▶ [EXERCISE INSTRUCTIONS]
Output a single figure: the number of lines in which the word "color" appears.

▶ [RAW RECORDS]
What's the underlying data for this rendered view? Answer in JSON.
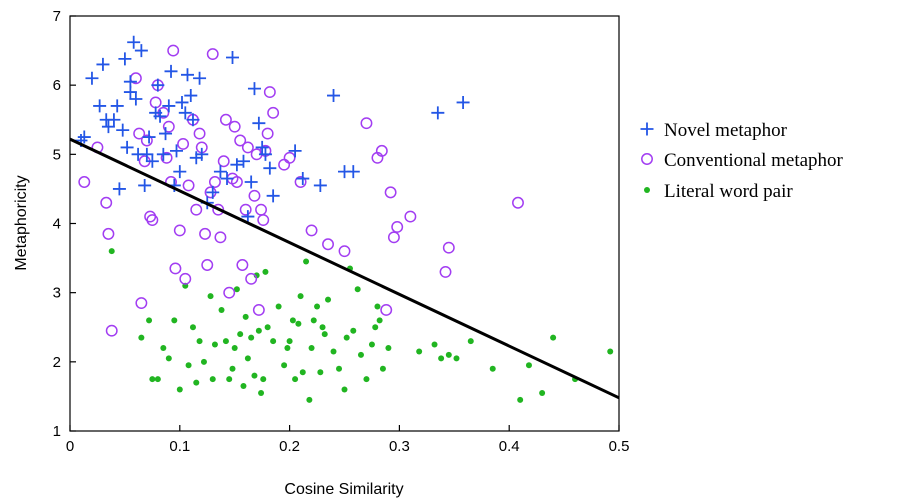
{
  "chart_data": {
    "type": "scatter",
    "title": "",
    "xlabel": "Cosine Similarity",
    "ylabel": "Metaphoricity",
    "xlim": [
      0,
      0.5
    ],
    "ylim": [
      1,
      7
    ],
    "xticks": [
      "0",
      "0.1",
      "0.2",
      "0.3",
      "0.4",
      "0.5"
    ],
    "yticks": [
      "1",
      "2",
      "3",
      "4",
      "5",
      "6",
      "7"
    ],
    "grid": false,
    "legend_position": "right",
    "series": [
      {
        "name": "Novel metaphor",
        "marker": "plus",
        "color": "#2356e6",
        "points": [
          [
            0.01,
            5.2
          ],
          [
            0.013,
            5.25
          ],
          [
            0.02,
            6.1
          ],
          [
            0.027,
            5.7
          ],
          [
            0.03,
            6.3
          ],
          [
            0.033,
            5.5
          ],
          [
            0.035,
            5.4
          ],
          [
            0.04,
            5.5
          ],
          [
            0.043,
            5.7
          ],
          [
            0.045,
            4.5
          ],
          [
            0.048,
            5.35
          ],
          [
            0.05,
            6.38
          ],
          [
            0.052,
            5.1
          ],
          [
            0.055,
            5.9
          ],
          [
            0.055,
            6.05
          ],
          [
            0.058,
            6.62
          ],
          [
            0.06,
            5.8
          ],
          [
            0.062,
            5.0
          ],
          [
            0.065,
            6.5
          ],
          [
            0.068,
            4.55
          ],
          [
            0.07,
            5.0
          ],
          [
            0.072,
            5.25
          ],
          [
            0.075,
            4.9
          ],
          [
            0.078,
            5.6
          ],
          [
            0.08,
            6.0
          ],
          [
            0.082,
            5.55
          ],
          [
            0.085,
            5.0
          ],
          [
            0.087,
            5.3
          ],
          [
            0.09,
            5.7
          ],
          [
            0.092,
            6.2
          ],
          [
            0.095,
            4.55
          ],
          [
            0.097,
            5.05
          ],
          [
            0.1,
            4.75
          ],
          [
            0.102,
            5.75
          ],
          [
            0.105,
            5.6
          ],
          [
            0.107,
            6.15
          ],
          [
            0.11,
            5.85
          ],
          [
            0.112,
            5.5
          ],
          [
            0.115,
            4.95
          ],
          [
            0.118,
            6.1
          ],
          [
            0.12,
            5.0
          ],
          [
            0.125,
            4.3
          ],
          [
            0.13,
            4.45
          ],
          [
            0.137,
            4.75
          ],
          [
            0.143,
            4.65
          ],
          [
            0.148,
            6.4
          ],
          [
            0.152,
            4.85
          ],
          [
            0.158,
            4.9
          ],
          [
            0.162,
            4.1
          ],
          [
            0.165,
            4.6
          ],
          [
            0.168,
            5.95
          ],
          [
            0.172,
            5.45
          ],
          [
            0.175,
            5.1
          ],
          [
            0.178,
            5.0
          ],
          [
            0.182,
            4.8
          ],
          [
            0.185,
            4.4
          ],
          [
            0.205,
            5.05
          ],
          [
            0.212,
            4.65
          ],
          [
            0.228,
            4.55
          ],
          [
            0.24,
            5.85
          ],
          [
            0.25,
            4.75
          ],
          [
            0.258,
            4.75
          ],
          [
            0.335,
            5.6
          ],
          [
            0.358,
            5.75
          ]
        ]
      },
      {
        "name": "Conventional metaphor",
        "marker": "circle",
        "color": "#a23df2",
        "points": [
          [
            0.013,
            4.6
          ],
          [
            0.025,
            5.1
          ],
          [
            0.033,
            4.3
          ],
          [
            0.035,
            3.85
          ],
          [
            0.038,
            2.45
          ],
          [
            0.06,
            6.1
          ],
          [
            0.063,
            5.3
          ],
          [
            0.065,
            2.85
          ],
          [
            0.068,
            4.9
          ],
          [
            0.07,
            5.2
          ],
          [
            0.073,
            4.1
          ],
          [
            0.075,
            4.05
          ],
          [
            0.078,
            5.75
          ],
          [
            0.08,
            6.0
          ],
          [
            0.085,
            5.6
          ],
          [
            0.088,
            4.95
          ],
          [
            0.09,
            5.4
          ],
          [
            0.092,
            4.6
          ],
          [
            0.094,
            6.5
          ],
          [
            0.096,
            3.35
          ],
          [
            0.1,
            3.9
          ],
          [
            0.103,
            5.15
          ],
          [
            0.105,
            3.2
          ],
          [
            0.108,
            4.55
          ],
          [
            0.112,
            5.5
          ],
          [
            0.115,
            4.2
          ],
          [
            0.118,
            5.3
          ],
          [
            0.12,
            5.1
          ],
          [
            0.123,
            3.85
          ],
          [
            0.125,
            3.4
          ],
          [
            0.128,
            4.45
          ],
          [
            0.13,
            6.45
          ],
          [
            0.132,
            4.6
          ],
          [
            0.135,
            4.2
          ],
          [
            0.137,
            3.8
          ],
          [
            0.14,
            4.9
          ],
          [
            0.142,
            5.5
          ],
          [
            0.145,
            3.0
          ],
          [
            0.148,
            4.65
          ],
          [
            0.15,
            5.4
          ],
          [
            0.152,
            4.6
          ],
          [
            0.155,
            5.2
          ],
          [
            0.157,
            3.4
          ],
          [
            0.16,
            4.2
          ],
          [
            0.162,
            5.1
          ],
          [
            0.165,
            3.2
          ],
          [
            0.168,
            4.4
          ],
          [
            0.17,
            5.0
          ],
          [
            0.172,
            2.75
          ],
          [
            0.174,
            4.2
          ],
          [
            0.176,
            4.05
          ],
          [
            0.178,
            5.05
          ],
          [
            0.18,
            5.3
          ],
          [
            0.182,
            5.9
          ],
          [
            0.185,
            5.6
          ],
          [
            0.195,
            4.85
          ],
          [
            0.2,
            4.95
          ],
          [
            0.21,
            4.6
          ],
          [
            0.22,
            3.9
          ],
          [
            0.235,
            3.7
          ],
          [
            0.25,
            3.6
          ],
          [
            0.27,
            5.45
          ],
          [
            0.28,
            4.95
          ],
          [
            0.284,
            5.05
          ],
          [
            0.288,
            2.75
          ],
          [
            0.292,
            4.45
          ],
          [
            0.295,
            3.8
          ],
          [
            0.298,
            3.95
          ],
          [
            0.31,
            4.1
          ],
          [
            0.342,
            3.3
          ],
          [
            0.345,
            3.65
          ],
          [
            0.408,
            4.3
          ]
        ]
      },
      {
        "name": "Literal word pair",
        "marker": "dot",
        "color": "#21b521",
        "points": [
          [
            0.038,
            3.6
          ],
          [
            0.065,
            2.35
          ],
          [
            0.072,
            2.6
          ],
          [
            0.075,
            1.75
          ],
          [
            0.08,
            1.75
          ],
          [
            0.085,
            2.2
          ],
          [
            0.09,
            2.05
          ],
          [
            0.095,
            2.6
          ],
          [
            0.1,
            1.6
          ],
          [
            0.105,
            3.1
          ],
          [
            0.108,
            1.95
          ],
          [
            0.112,
            2.5
          ],
          [
            0.115,
            1.7
          ],
          [
            0.118,
            2.3
          ],
          [
            0.122,
            2.0
          ],
          [
            0.128,
            2.95
          ],
          [
            0.13,
            1.75
          ],
          [
            0.132,
            2.25
          ],
          [
            0.138,
            2.75
          ],
          [
            0.142,
            2.3
          ],
          [
            0.145,
            1.75
          ],
          [
            0.148,
            1.9
          ],
          [
            0.15,
            2.2
          ],
          [
            0.152,
            3.05
          ],
          [
            0.155,
            2.4
          ],
          [
            0.158,
            1.65
          ],
          [
            0.16,
            2.65
          ],
          [
            0.162,
            2.05
          ],
          [
            0.165,
            2.35
          ],
          [
            0.168,
            1.8
          ],
          [
            0.17,
            3.25
          ],
          [
            0.172,
            2.45
          ],
          [
            0.174,
            1.55
          ],
          [
            0.176,
            1.75
          ],
          [
            0.178,
            3.3
          ],
          [
            0.18,
            2.5
          ],
          [
            0.185,
            2.3
          ],
          [
            0.19,
            2.8
          ],
          [
            0.195,
            1.95
          ],
          [
            0.198,
            2.2
          ],
          [
            0.2,
            2.3
          ],
          [
            0.203,
            2.6
          ],
          [
            0.205,
            1.75
          ],
          [
            0.208,
            2.55
          ],
          [
            0.21,
            2.95
          ],
          [
            0.212,
            1.85
          ],
          [
            0.215,
            3.45
          ],
          [
            0.218,
            1.45
          ],
          [
            0.22,
            2.2
          ],
          [
            0.222,
            2.6
          ],
          [
            0.225,
            2.8
          ],
          [
            0.228,
            1.85
          ],
          [
            0.23,
            2.5
          ],
          [
            0.232,
            2.4
          ],
          [
            0.235,
            2.9
          ],
          [
            0.24,
            2.15
          ],
          [
            0.245,
            1.9
          ],
          [
            0.25,
            1.6
          ],
          [
            0.252,
            2.35
          ],
          [
            0.255,
            3.35
          ],
          [
            0.258,
            2.45
          ],
          [
            0.262,
            3.05
          ],
          [
            0.265,
            2.1
          ],
          [
            0.27,
            1.75
          ],
          [
            0.275,
            2.25
          ],
          [
            0.278,
            2.5
          ],
          [
            0.28,
            2.8
          ],
          [
            0.282,
            2.6
          ],
          [
            0.285,
            1.9
          ],
          [
            0.29,
            2.2
          ],
          [
            0.318,
            2.15
          ],
          [
            0.332,
            2.25
          ],
          [
            0.338,
            2.05
          ],
          [
            0.345,
            2.1
          ],
          [
            0.352,
            2.05
          ],
          [
            0.365,
            2.3
          ],
          [
            0.385,
            1.9
          ],
          [
            0.41,
            1.45
          ],
          [
            0.418,
            1.95
          ],
          [
            0.43,
            1.55
          ],
          [
            0.44,
            2.35
          ],
          [
            0.46,
            1.75
          ],
          [
            0.492,
            2.15
          ]
        ]
      }
    ],
    "regression_line": {
      "type": "line",
      "color": "#000000",
      "x": [
        0,
        0.5
      ],
      "y": [
        5.22,
        1.48
      ]
    }
  },
  "legend": {
    "items": [
      {
        "name": "Novel metaphor",
        "marker": "plus",
        "color": "#2356e6"
      },
      {
        "name": "Conventional metaphor",
        "marker": "circle",
        "color": "#a23df2"
      },
      {
        "name": "Literal word pair",
        "marker": "dot",
        "color": "#21b521"
      }
    ]
  }
}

▶ [THE RESULT]
7